TASK STATEMENT: Copy all of the material below exactly.

*** ENTRIES SUPPLIED

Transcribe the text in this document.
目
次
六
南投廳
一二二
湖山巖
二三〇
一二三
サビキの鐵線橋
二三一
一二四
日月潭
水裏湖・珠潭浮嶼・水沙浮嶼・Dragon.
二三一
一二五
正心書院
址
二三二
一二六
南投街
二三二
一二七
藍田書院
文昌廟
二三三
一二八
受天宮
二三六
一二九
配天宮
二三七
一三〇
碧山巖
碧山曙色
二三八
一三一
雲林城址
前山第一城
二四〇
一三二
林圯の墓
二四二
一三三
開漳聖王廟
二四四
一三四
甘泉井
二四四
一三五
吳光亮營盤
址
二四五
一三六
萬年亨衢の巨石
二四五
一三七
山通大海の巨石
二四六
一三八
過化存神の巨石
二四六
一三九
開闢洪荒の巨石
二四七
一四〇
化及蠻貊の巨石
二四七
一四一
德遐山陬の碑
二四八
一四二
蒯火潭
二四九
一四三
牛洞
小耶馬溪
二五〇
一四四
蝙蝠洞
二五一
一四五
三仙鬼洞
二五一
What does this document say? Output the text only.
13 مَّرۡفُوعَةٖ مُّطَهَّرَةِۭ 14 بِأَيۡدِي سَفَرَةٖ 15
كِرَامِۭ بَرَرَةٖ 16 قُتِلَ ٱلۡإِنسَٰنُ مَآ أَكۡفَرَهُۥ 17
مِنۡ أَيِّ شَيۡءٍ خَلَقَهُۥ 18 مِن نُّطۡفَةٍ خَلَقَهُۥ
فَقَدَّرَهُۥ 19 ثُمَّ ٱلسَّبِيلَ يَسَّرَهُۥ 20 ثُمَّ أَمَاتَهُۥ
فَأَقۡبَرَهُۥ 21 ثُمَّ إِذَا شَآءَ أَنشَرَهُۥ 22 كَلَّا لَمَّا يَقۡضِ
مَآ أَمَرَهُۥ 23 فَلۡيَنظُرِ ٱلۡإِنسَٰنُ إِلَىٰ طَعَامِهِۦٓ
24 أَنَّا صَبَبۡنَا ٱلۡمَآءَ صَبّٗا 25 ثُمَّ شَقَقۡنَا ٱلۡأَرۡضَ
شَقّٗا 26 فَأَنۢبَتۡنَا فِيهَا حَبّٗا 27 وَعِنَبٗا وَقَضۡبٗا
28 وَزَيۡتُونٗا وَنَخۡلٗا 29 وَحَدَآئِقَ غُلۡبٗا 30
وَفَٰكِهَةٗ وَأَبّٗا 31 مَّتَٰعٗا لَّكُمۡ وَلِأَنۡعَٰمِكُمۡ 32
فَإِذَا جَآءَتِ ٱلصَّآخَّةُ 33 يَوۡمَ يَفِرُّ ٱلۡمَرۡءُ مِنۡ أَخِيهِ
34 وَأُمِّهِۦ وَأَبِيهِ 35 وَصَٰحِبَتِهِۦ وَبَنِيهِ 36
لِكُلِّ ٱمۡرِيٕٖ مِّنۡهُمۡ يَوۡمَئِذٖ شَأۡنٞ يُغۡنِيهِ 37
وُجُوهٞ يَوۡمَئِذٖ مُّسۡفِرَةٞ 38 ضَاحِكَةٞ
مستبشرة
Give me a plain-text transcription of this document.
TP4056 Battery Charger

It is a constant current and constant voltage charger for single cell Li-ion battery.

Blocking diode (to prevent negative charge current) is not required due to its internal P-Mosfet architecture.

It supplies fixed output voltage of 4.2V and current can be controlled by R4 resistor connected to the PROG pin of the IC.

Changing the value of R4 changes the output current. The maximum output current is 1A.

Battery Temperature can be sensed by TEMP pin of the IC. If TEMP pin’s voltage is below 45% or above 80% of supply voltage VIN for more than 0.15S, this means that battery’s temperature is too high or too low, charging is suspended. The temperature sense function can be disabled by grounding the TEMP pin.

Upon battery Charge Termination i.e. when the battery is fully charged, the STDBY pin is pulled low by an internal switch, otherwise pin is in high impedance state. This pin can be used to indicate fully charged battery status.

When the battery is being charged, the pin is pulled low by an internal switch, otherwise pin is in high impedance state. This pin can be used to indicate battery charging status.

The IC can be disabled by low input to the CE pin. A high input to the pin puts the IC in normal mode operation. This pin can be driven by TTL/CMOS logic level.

******

RESPONSE:
Transcribe the text in this document.
目
次
六
南投廳
一二二
湖山巖
二三〇
一二三
サビキの鐵線橋
二三一
一二四
日月潭
水裏湖・珠潭浮嶼・水沙浮嶼・Dragon.
二三一
一二五
正心書院
址
二三二
一二六
南投街
二三二
一二七
藍田書院
文昌廟
二三三
一二八
受天宮
二三六
一二九
配天宮
二三七
一三〇
碧山巖
碧山曙色
二三八
一三一
雲林城址
前山第一城
二四〇
一三二
林圯の墓
二四二
一三三
開漳聖王廟
二四四
一三四
甘泉井
二四四
一三五
吳光亮營盤
址
二四五
一三六
萬年亨衢の巨石
二四五
一三七
山通大海の巨石
二四六
一三八
過化存神の巨石
二四六
一三九
開闢洪荒の巨石
二四七
一四〇
化及蠻貊の巨石
二四七
一四一
德遐山陬の碑
二四八
一四二
蒯火潭
二四九
一四三
牛洞
小耶馬溪
二五〇
一四四
蝙蝠洞
二五一
一四五
三仙鬼洞
二五一
What does this document say? Output the text only.
13 مَّرۡفُوعَةٖ مُّطَهَّرَةِۭ 14 بِأَيۡدِي سَفَرَةٖ 15
كِرَامِۭ بَرَرَةٖ 16 قُتِلَ ٱلۡإِنسَٰنُ مَآ أَكۡفَرَهُۥ 17
مِنۡ أَيِّ شَيۡءٍ خَلَقَهُۥ 18 مِن نُّطۡفَةٍ خَلَقَهُۥ
فَقَدَّرَهُۥ 19 ثُمَّ ٱلسَّبِيلَ يَسَّرَهُۥ 20 ثُمَّ أَمَاتَهُۥ
فَأَقۡبَرَهُۥ 21 ثُمَّ إِذَا شَآءَ أَنشَرَهُۥ 22 كَلَّا لَمَّا يَقۡضِ
مَآ أَمَرَهُۥ 23 فَلۡيَنظُرِ ٱلۡإِنسَٰنُ إِلَىٰ طَعَامِهِۦٓ
24 أَنَّا صَبَبۡنَا ٱلۡمَآءَ صَبّٗا 25 ثُمَّ شَقَقۡنَا ٱلۡأَرۡضَ
شَقّٗا 26 فَأَنۢبَتۡنَا فِيهَا حَبّٗا 27 وَعِنَبٗا وَقَضۡبٗا
28 وَزَيۡتُونٗا وَنَخۡلٗا 29 وَحَدَآئِقَ غُلۡبٗا 30
وَفَٰكِهَةٗ وَأَبّٗا 31 مَّتَٰعٗا لَّكُمۡ وَلِأَنۡعَٰمِكُمۡ 32
فَإِذَا جَآءَتِ ٱلصَّآخَّةُ 33 يَوۡمَ يَفِرُّ ٱلۡمَرۡءُ مِنۡ أَخِيهِ
34 وَأُمِّهِۦ وَأَبِيهِ 35 وَصَٰحِبَتِهِۦ وَبَنِيهِ 36
لِكُلِّ ٱمۡرِيٕٖ مِّنۡهُمۡ يَوۡمَئِذٖ شَأۡنٞ يُغۡنِيهِ 37
وُجُوهٞ يَوۡمَئِذٖ مُّسۡفِرَةٞ 38 ضَاحِكَةٞ
مستبشرة
Give me a plain-text transcription of this document.
TP4056 Battery Charger

It is a constant current and constant voltage charger for single cell Li-ion battery.

Blocking diode (to prevent negative charge current) is not required due to its internal P-Mosfet architecture.

It supplies fixed output voltage of 4.2V and current can be controlled by R4 resistor connected to the PROG pin of the IC.

Changing the value of R4 changes the output current. The maximum output current is 1A.

Battery Temperature can be sensed by TEMP pin of the IC. If TEMP pin’s voltage is below 45% or above 80% of supply voltage VIN for more than 0.15S, this means that battery’s temperature is too high or too low, charging is suspended. The temperature sense function can be disabled by grounding the TEMP pin.

Upon battery Charge Termination i.e. when the battery is fully charged, the STDBY pin is pulled low by an internal switch, otherwise pin is in high impedance state. This pin can be used to indicate fully charged battery status.

When the battery is being charged, the pin is pulled low by an internal switch, otherwise pin is in high impedance state. This pin can be used to indicate battery charging status.

The IC can be disabled by low input to the CE pin. A high input to the pin puts the IC in normal mode operation. This pin can be driven by TTL/CMOS logic level.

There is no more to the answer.